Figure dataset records
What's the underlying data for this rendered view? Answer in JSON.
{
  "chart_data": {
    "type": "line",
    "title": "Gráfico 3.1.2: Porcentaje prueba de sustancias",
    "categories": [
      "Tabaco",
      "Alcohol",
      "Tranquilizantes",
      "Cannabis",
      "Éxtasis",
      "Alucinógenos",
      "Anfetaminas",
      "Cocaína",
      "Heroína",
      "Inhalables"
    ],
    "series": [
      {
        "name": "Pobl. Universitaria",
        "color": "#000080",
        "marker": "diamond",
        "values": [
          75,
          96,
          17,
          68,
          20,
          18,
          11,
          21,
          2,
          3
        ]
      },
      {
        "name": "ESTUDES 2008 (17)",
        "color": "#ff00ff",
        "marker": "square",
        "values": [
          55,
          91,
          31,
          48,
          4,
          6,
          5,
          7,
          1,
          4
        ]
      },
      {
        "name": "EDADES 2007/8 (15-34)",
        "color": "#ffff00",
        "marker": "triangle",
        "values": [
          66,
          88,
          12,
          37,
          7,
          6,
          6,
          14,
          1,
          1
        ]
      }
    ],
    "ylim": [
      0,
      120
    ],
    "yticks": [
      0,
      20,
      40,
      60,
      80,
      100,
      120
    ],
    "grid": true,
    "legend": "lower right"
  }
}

Task directions » Return the material in full, exactly as shown.

Written response »
What's the underlying data for this rendered view? Answer in JSON.
{
  "chart_data": {
    "type": "line",
    "title": "Gráfico 3.1.2: Porcentaje prueba de sustancias",
    "categories": [
      "Tabaco",
      "Alcohol",
      "Tranquilizantes",
      "Cannabis",
      "Éxtasis",
      "Alucinógenos",
      "Anfetaminas",
      "Cocaína",
      "Heroína",
      "Inhalables"
    ],
    "series": [
      {
        "name": "Pobl. Universitaria",
        "color": "#000080",
        "marker": "diamond",
        "values": [
          75,
          96,
          17,
          68,
          20,
          18,
          11,
          21,
          2,
          3
        ]
      },
      {
        "name": "ESTUDES 2008 (17)",
        "color": "#ff00ff",
        "marker": "square",
        "values": [
          55,
          91,
          31,
          48,
          4,
          6,
          5,
          7,
          1,
          4
        ]
      },
      {
        "name": "EDADES 2007/8 (15-34)",
        "color": "#ffff00",
        "marker": "triangle",
        "values": [
          66,
          88,
          12,
          37,
          7,
          6,
          6,
          14,
          1,
          1
        ]
      }
    ],
    "ylim": [
      0,
      120
    ],
    "yticks": [
      0,
      20,
      40,
      60,
      80,
      100,
      120
    ],
    "grid": true,
    "legend": "lower right"
  }
}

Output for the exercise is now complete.